◆ **Bronfragment**:

Over kunst en cultuur en zo
Het interessantste opstel in Literatuur zonder leeftijd zomer 2013 (aflevering 91) vond ik dat van Harrie Geelen, ´Over kunst en cultuur en zo´.
Ik moet het eerder hebben gelezen, want het stond oorspronkelijk in Jeugdliteratuur en andere media (2008) en dat heb ik zelf nog uitgegeven.
(Daarmee impliciet goedkeurend dat jeugdliteratuur een medium is, beetje raar achteraf, maar dat terzijde.)
Kan me er niets van herinneren, dus ik las het als nieuw. Een sprankelend vertoog, dat begint in het regenwoud, o.a. met een vogel die prachtig kettingzagen kan imiteren, en dan bij nabootsing terechtkomt.

◆ **Aangeleverd materiaal**:

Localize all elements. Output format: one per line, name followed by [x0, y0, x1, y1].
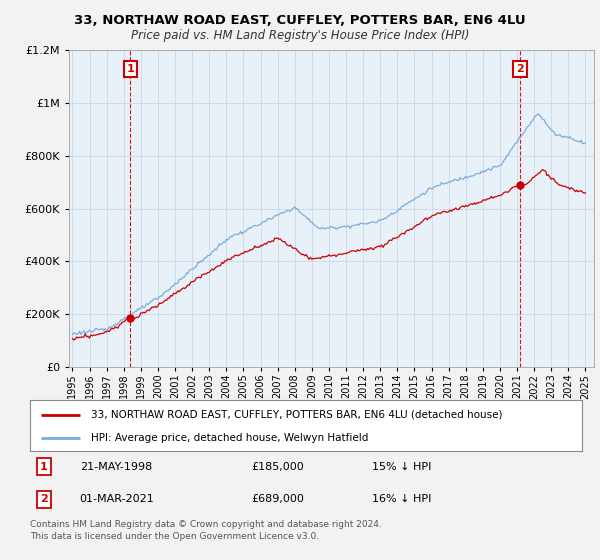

◆ **Opdracht**: Zet het bronfragment over het opstel van Harrie Geelen voort vanaf de laatste zin.

◆ **Definitief antwoord**:
Ik citeer een stukje:
'De mens kan goed bedriegen. Hij kan misschien niet bedrieglijk echt een kettingzaag nabootsen, maar wel, ook met de stembanden, iemand die verstandig en logisch en analytisch denkt. De mens heeft de taal ook voor communicatie uitgevonden, maar vooral om anderen in te kunnen pakken, om te imiteren, om te suggereren, om te verbloemen of om een mededeling bloemrijker te maken. En taal is ook als water. Gedachten kunnen er makkelijk in verdrinken. Als ze al niet blijven zwemmen. Wij vinden voor alles een woord. Maar het feit dat wij de dingen om ons heen een naam geven, betekent niet dat die namen niet ook op duizend andere manieren gebruikt kunnen blijven worden, en voor zeer uiteenlopende zaken. Namen zijn immers ook geluiden. Poëzie profiteert hiervan. En lijdt eronder.'
Onwillekeurig moest ik denken aan Philip Starck, die ik de dag voordat ik dit las over mijn scherm had zien dansen. 'De wereld is vloeibaar,' zei Daan Roosegaarde. 'Taal is als water,' zei Harrie Geelen. De overeenkomst is treffend.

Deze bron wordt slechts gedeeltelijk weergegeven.